> Aim of the task
Give the records back in full, exactly as they read.
— START Input rows —
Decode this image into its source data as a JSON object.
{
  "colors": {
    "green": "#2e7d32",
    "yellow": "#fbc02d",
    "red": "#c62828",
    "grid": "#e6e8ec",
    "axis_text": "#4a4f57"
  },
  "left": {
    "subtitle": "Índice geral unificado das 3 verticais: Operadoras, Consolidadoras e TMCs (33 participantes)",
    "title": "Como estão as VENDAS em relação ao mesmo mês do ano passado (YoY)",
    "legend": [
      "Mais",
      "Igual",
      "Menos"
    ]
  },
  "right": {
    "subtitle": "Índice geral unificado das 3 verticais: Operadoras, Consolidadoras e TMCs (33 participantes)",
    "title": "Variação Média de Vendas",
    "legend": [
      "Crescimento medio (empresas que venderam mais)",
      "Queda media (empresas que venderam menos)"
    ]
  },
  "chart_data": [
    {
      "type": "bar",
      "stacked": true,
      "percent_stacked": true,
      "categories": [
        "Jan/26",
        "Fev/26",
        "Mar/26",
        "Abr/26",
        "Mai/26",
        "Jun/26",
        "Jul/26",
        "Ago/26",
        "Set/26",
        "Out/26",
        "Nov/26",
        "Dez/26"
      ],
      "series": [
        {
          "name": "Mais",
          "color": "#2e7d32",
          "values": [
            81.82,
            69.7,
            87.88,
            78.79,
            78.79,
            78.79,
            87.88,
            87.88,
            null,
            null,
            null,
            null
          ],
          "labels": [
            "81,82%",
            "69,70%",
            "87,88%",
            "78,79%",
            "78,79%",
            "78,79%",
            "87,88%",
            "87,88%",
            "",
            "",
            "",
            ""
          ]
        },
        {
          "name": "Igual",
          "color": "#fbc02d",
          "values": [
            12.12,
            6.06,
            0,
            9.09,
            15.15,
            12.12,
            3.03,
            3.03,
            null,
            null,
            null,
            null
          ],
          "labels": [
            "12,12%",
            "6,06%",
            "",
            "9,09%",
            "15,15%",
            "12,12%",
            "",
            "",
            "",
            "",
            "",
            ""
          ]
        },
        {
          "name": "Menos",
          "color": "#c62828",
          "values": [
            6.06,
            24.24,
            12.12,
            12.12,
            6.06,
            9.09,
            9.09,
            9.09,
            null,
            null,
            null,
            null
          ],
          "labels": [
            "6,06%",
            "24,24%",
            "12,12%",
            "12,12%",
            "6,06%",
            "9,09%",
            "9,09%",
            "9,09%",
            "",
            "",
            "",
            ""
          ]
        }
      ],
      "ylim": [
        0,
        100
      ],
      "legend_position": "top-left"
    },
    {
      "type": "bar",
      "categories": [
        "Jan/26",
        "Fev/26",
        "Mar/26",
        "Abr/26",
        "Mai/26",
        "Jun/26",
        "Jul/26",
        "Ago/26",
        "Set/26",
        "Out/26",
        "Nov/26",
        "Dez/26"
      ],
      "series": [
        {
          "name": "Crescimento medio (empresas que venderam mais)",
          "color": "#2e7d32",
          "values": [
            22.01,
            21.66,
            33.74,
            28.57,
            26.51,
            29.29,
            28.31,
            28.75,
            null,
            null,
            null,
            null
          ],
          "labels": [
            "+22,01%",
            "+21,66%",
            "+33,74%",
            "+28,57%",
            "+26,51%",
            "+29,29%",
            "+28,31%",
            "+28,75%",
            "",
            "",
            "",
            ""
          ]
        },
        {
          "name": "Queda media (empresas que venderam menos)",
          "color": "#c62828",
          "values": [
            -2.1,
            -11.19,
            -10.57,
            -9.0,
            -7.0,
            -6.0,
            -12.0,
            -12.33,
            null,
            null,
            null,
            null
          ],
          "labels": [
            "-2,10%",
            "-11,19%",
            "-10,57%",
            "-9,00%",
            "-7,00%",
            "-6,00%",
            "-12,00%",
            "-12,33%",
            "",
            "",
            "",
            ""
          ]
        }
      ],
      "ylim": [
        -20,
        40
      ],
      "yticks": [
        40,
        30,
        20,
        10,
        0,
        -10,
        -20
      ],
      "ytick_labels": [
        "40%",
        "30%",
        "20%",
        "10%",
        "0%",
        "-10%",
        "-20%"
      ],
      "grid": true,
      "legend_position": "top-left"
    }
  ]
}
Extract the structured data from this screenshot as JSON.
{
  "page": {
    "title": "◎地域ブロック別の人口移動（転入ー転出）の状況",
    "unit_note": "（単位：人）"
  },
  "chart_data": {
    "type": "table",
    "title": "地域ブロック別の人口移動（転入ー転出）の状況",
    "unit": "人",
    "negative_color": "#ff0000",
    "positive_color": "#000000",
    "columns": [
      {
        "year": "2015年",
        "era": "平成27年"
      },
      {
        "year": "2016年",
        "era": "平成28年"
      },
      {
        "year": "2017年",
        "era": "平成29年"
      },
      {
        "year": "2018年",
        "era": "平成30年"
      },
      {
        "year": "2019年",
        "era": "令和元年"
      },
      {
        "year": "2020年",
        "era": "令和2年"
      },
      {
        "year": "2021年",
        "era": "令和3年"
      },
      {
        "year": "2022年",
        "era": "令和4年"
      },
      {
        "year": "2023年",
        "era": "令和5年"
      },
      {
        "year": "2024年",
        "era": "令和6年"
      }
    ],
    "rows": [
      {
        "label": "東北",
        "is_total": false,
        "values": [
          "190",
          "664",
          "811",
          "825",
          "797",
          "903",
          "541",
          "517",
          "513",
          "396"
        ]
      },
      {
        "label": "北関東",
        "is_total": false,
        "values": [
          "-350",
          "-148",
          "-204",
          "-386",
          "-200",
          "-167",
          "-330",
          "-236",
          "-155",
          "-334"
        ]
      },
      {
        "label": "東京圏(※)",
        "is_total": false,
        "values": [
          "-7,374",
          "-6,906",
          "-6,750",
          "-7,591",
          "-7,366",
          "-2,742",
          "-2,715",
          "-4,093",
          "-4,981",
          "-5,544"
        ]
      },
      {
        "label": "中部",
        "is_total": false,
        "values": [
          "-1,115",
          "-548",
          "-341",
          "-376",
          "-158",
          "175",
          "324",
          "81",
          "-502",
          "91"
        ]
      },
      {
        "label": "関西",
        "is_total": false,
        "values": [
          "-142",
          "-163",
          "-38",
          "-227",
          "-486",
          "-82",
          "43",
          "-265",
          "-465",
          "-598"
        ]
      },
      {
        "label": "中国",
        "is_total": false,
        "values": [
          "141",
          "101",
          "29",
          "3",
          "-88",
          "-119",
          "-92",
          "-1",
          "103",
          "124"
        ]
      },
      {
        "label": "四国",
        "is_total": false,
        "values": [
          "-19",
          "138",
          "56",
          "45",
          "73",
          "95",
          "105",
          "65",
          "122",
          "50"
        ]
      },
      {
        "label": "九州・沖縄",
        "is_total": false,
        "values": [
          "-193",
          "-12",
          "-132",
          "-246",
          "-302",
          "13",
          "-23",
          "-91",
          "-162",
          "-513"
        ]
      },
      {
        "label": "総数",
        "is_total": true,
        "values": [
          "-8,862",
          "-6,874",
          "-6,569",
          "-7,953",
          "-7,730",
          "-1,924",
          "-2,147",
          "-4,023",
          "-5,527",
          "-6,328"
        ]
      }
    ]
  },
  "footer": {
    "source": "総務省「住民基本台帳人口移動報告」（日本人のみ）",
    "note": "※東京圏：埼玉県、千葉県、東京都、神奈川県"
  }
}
— END Input rows —
> Response below
Decode this image into its source data as a JSON object.
{
  "colors": {
    "green": "#2e7d32",
    "yellow": "#fbc02d",
    "red": "#c62828",
    "grid": "#e6e8ec",
    "axis_text": "#4a4f57"
  },
  "left": {
    "subtitle": "Índice geral unificado das 3 verticais: Operadoras, Consolidadoras e TMCs (33 participantes)",
    "title": "Como estão as VENDAS em relação ao mesmo mês do ano passado (YoY)",
    "legend": [
      "Mais",
      "Igual",
      "Menos"
    ]
  },
  "right": {
    "subtitle": "Índice geral unificado das 3 verticais: Operadoras, Consolidadoras e TMCs (33 participantes)",
    "title": "Variação Média de Vendas",
    "legend": [
      "Crescimento medio (empresas que venderam mais)",
      "Queda media (empresas que venderam menos)"
    ]
  },
  "chart_data": [
    {
      "type": "bar",
      "stacked": true,
      "percent_stacked": true,
      "categories": [
        "Jan/26",
        "Fev/26",
        "Mar/26",
        "Abr/26",
        "Mai/26",
        "Jun/26",
        "Jul/26",
        "Ago/26",
        "Set/26",
        "Out/26",
        "Nov/26",
        "Dez/26"
      ],
      "series": [
        {
          "name": "Mais",
          "color": "#2e7d32",
          "values": [
            81.82,
            69.7,
            87.88,
            78.79,
            78.79,
            78.79,
            87.88,
            87.88,
            null,
            null,
            null,
            null
          ],
          "labels": [
            "81,82%",
            "69,70%",
            "87,88%",
            "78,79%",
            "78,79%",
            "78,79%",
            "87,88%",
            "87,88%",
            "",
            "",
            "",
            ""
          ]
        },
        {
          "name": "Igual",
          "color": "#fbc02d",
          "values": [
            12.12,
            6.06,
            0,
            9.09,
            15.15,
            12.12,
            3.03,
            3.03,
            null,
            null,
            null,
            null
          ],
          "labels": [
            "12,12%",
            "6,06%",
            "",
            "9,09%",
            "15,15%",
            "12,12%",
            "",
            "",
            "",
            "",
            "",
            ""
          ]
        },
        {
          "name": "Menos",
          "color": "#c62828",
          "values": [
            6.06,
            24.24,
            12.12,
            12.12,
            6.06,
            9.09,
            9.09,
            9.09,
            null,
            null,
            null,
            null
          ],
          "labels": [
            "6,06%",
            "24,24%",
            "12,12%",
            "12,12%",
            "6,06%",
            "9,09%",
            "9,09%",
            "9,09%",
            "",
            "",
            "",
            ""
          ]
        }
      ],
      "ylim": [
        0,
        100
      ],
      "legend_position": "top-left"
    },
    {
      "type": "bar",
      "categories": [
        "Jan/26",
        "Fev/26",
        "Mar/26",
        "Abr/26",
        "Mai/26",
        "Jun/26",
        "Jul/26",
        "Ago/26",
        "Set/26",
        "Out/26",
        "Nov/26",
        "Dez/26"
      ],
      "series": [
        {
          "name": "Crescimento medio (empresas que venderam mais)",
          "color": "#2e7d32",
          "values": [
            22.01,
            21.66,
            33.74,
            28.57,
            26.51,
            29.29,
            28.31,
            28.75,
            null,
            null,
            null,
            null
          ],
          "labels": [
            "+22,01%",
            "+21,66%",
            "+33,74%",
            "+28,57%",
            "+26,51%",
            "+29,29%",
            "+28,31%",
            "+28,75%",
            "",
            "",
            "",
            ""
          ]
        },
        {
          "name": "Queda media (empresas que venderam menos)",
          "color": "#c62828",
          "values": [
            -2.1,
            -11.19,
            -10.57,
            -9.0,
            -7.0,
            -6.0,
            -12.0,
            -12.33,
            null,
            null,
            null,
            null
          ],
          "labels": [
            "-2,10%",
            "-11,19%",
            "-10,57%",
            "-9,00%",
            "-7,00%",
            "-6,00%",
            "-12,00%",
            "-12,33%",
            "",
            "",
            "",
            ""
          ]
        }
      ],
      "ylim": [
        -20,
        40
      ],
      "yticks": [
        40,
        30,
        20,
        10,
        0,
        -10,
        -20
      ],
      "ytick_labels": [
        "40%",
        "30%",
        "20%",
        "10%",
        "0%",
        "-10%",
        "-20%"
      ],
      "grid": true,
      "legend_position": "top-left"
    }
  ]
}
Extract the structured data from this screenshot as JSON.
{
  "page": {
    "title": "◎地域ブロック別の人口移動（転入ー転出）の状況",
    "unit_note": "（単位：人）"
  },
  "chart_data": {
    "type": "table",
    "title": "地域ブロック別の人口移動（転入ー転出）の状況",
    "unit": "人",
    "negative_color": "#ff0000",
    "positive_color": "#000000",
    "columns": [
      {
        "year": "2015年",
        "era": "平成27年"
      },
      {
        "year": "2016年",
        "era": "平成28年"
      },
      {
        "year": "2017年",
        "era": "平成29年"
      },
      {
        "year": "2018年",
        "era": "平成30年"
      },
      {
        "year": "2019年",
        "era": "令和元年"
      },
      {
        "year": "2020年",
        "era": "令和2年"
      },
      {
        "year": "2021年",
        "era": "令和3年"
      },
      {
        "year": "2022年",
        "era": "令和4年"
      },
      {
        "year": "2023年",
        "era": "令和5年"
      },
      {
        "year": "2024年",
        "era": "令和6年"
      }
    ],
    "rows": [
      {
        "label": "東北",
        "is_total": false,
        "values": [
          "190",
          "664",
          "811",
          "825",
          "797",
          "903",
          "541",
          "517",
          "513",
          "396"
        ]
      },
      {
        "label": "北関東",
        "is_total": false,
        "values": [
          "-350",
          "-148",
          "-204",
          "-386",
          "-200",
          "-167",
          "-330",
          "-236",
          "-155",
          "-334"
        ]
      },
      {
        "label": "東京圏(※)",
        "is_total": false,
        "values": [
          "-7,374",
          "-6,906",
          "-6,750",
          "-7,591",
          "-7,366",
          "-2,742",
          "-2,715",
          "-4,093",
          "-4,981",
          "-5,544"
        ]
      },
      {
        "label": "中部",
        "is_total": false,
        "values": [
          "-1,115",
          "-548",
          "-341",
          "-376",
          "-158",
          "175",
          "324",
          "81",
          "-502",
          "91"
        ]
      },
      {
        "label": "関西",
        "is_total": false,
        "values": [
          "-142",
          "-163",
          "-38",
          "-227",
          "-486",
          "-82",
          "43",
          "-265",
          "-465",
          "-598"
        ]
      },
      {
        "label": "中国",
        "is_total": false,
        "values": [
          "141",
          "101",
          "29",
          "3",
          "-88",
          "-119",
          "-92",
          "-1",
          "103",
          "124"
        ]
      },
      {
        "label": "四国",
        "is_total": false,
        "values": [
          "-19",
          "138",
          "56",
          "45",
          "73",
          "95",
          "105",
          "65",
          "122",
          "50"
        ]
      },
      {
        "label": "九州・沖縄",
        "is_total": false,
        "values": [
          "-193",
          "-12",
          "-132",
          "-246",
          "-302",
          "13",
          "-23",
          "-91",
          "-162",
          "-513"
        ]
      },
      {
        "label": "総数",
        "is_total": true,
        "values": [
          "-8,862",
          "-6,874",
          "-6,569",
          "-7,953",
          "-7,730",
          "-1,924",
          "-2,147",
          "-4,023",
          "-5,527",
          "-6,328"
        ]
      }
    ]
  },
  "footer": {
    "source": "総務省「住民基本台帳人口移動報告」（日本人のみ）",
    "note": "※東京圏：埼玉県、千葉県、東京都、神奈川県"
  }
}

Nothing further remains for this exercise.